» **SUPPLIED ENTRIES**
● ● ● ● ●
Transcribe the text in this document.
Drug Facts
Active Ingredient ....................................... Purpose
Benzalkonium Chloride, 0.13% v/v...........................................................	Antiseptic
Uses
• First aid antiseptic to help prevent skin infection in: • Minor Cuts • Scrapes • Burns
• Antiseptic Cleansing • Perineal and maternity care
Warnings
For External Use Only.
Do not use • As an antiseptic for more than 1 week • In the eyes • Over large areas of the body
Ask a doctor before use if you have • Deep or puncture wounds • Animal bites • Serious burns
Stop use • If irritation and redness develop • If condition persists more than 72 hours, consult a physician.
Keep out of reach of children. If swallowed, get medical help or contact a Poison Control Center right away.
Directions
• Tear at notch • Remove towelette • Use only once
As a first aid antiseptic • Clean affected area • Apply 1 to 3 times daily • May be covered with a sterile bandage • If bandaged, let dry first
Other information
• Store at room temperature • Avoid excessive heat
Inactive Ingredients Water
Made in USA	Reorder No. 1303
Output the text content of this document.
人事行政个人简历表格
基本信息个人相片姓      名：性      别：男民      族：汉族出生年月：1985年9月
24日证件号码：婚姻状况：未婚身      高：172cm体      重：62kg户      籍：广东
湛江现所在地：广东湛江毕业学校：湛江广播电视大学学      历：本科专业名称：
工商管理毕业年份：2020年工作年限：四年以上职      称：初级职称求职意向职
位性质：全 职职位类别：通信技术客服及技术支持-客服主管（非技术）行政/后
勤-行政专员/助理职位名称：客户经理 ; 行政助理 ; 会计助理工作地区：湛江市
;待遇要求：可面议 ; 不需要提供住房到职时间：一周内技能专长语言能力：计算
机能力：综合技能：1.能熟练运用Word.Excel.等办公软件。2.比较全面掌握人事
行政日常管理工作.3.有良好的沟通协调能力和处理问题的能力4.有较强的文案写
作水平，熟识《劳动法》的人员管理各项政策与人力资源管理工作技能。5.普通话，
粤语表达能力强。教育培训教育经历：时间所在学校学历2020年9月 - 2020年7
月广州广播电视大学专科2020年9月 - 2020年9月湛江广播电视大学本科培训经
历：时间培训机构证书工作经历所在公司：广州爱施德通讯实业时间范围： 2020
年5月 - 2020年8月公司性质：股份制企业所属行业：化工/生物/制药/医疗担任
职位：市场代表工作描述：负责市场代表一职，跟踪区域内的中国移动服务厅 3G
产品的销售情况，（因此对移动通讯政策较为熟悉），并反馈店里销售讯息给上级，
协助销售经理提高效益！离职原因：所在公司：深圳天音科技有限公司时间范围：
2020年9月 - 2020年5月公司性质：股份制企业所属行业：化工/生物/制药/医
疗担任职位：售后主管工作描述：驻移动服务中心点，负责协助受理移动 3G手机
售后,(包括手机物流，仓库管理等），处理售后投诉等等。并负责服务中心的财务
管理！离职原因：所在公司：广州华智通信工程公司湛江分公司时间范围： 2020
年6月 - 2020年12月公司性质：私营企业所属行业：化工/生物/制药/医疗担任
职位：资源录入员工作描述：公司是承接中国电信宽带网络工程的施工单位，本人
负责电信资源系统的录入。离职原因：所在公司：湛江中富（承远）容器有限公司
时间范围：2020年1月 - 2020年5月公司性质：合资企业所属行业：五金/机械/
● ● ● ● ●
» **WHAT TO WORK ON**
Repeat every record, keeping each word and mark exactly as it is.

» **RESULT OF THE TASK**
Transcribe the text in this document.
Drug Facts
Active Ingredient ....................................... Purpose
Benzalkonium Chloride, 0.13% v/v...........................................................	Antiseptic
Uses
• First aid antiseptic to help prevent skin infection in: • Minor Cuts • Scrapes • Burns
• Antiseptic Cleansing • Perineal and maternity care
Warnings
For External Use Only.
Do not use • As an antiseptic for more than 1 week • In the eyes • Over large areas of the body
Ask a doctor before use if you have • Deep or puncture wounds • Animal bites • Serious burns
Stop use • If irritation and redness develop • If condition persists more than 72 hours, consult a physician.
Keep out of reach of children. If swallowed, get medical help or contact a Poison Control Center right away.
Directions
• Tear at notch • Remove towelette • Use only once
As a first aid antiseptic • Clean affected area • Apply 1 to 3 times daily • May be covered with a sterile bandage • If bandaged, let dry first
Other information
• Store at room temperature • Avoid excessive heat
Inactive Ingredients Water
Made in USA	Reorder No. 1303
Output the text content of this document.
人事行政个人简历表格
基本信息个人相片姓      名：性      别：男民      族：汉族出生年月：1985年9月
24日证件号码：婚姻状况：未婚身      高：172cm体      重：62kg户      籍：广东
湛江现所在地：广东湛江毕业学校：湛江广播电视大学学      历：本科专业名称：
工商管理毕业年份：2020年工作年限：四年以上职      称：初级职称求职意向职
位性质：全 职职位类别：通信技术客服及技术支持-客服主管（非技术）行政/后
勤-行政专员/助理职位名称：客户经理 ; 行政助理 ; 会计助理工作地区：湛江市
;待遇要求：可面议 ; 不需要提供住房到职时间：一周内技能专长语言能力：计算
机能力：综合技能：1.能熟练运用Word.Excel.等办公软件。2.比较全面掌握人事
行政日常管理工作.3.有良好的沟通协调能力和处理问题的能力4.有较强的文案写
作水平，熟识《劳动法》的人员管理各项政策与人力资源管理工作技能。5.普通话，
粤语表达能力强。教育培训教育经历：时间所在学校学历2020年9月 - 2020年7
月广州广播电视大学专科2020年9月 - 2020年9月湛江广播电视大学本科培训经
历：时间培训机构证书工作经历所在公司：广州爱施德通讯实业时间范围： 2020
年5月 - 2020年8月公司性质：股份制企业所属行业：化工/生物/制药/医疗担任
职位：市场代表工作描述：负责市场代表一职，跟踪区域内的中国移动服务厅 3G
产品的销售情况，（因此对移动通讯政策较为熟悉），并反馈店里销售讯息给上级，
协助销售经理提高效益！离职原因：所在公司：深圳天音科技有限公司时间范围：
2020年9月 - 2020年5月公司性质：股份制企业所属行业：化工/生物/制药/医
疗担任职位：售后主管工作描述：驻移动服务中心点，负责协助受理移动 3G手机
售后,(包括手机物流，仓库管理等），处理售后投诉等等。并负责服务中心的财务
管理！离职原因：所在公司：广州华智通信工程公司湛江分公司时间范围： 2020
年6月 - 2020年12月公司性质：私营企业所属行业：化工/生物/制药/医疗担任
职位：资源录入员工作描述：公司是承接中国电信宽带网络工程的施工单位，本人
负责电信资源系统的录入。离职原因：所在公司：湛江中富（承远）容器有限公司
时间范围：2020年1月 - 2020年5月公司性质：合资企业所属行业：五金/机械/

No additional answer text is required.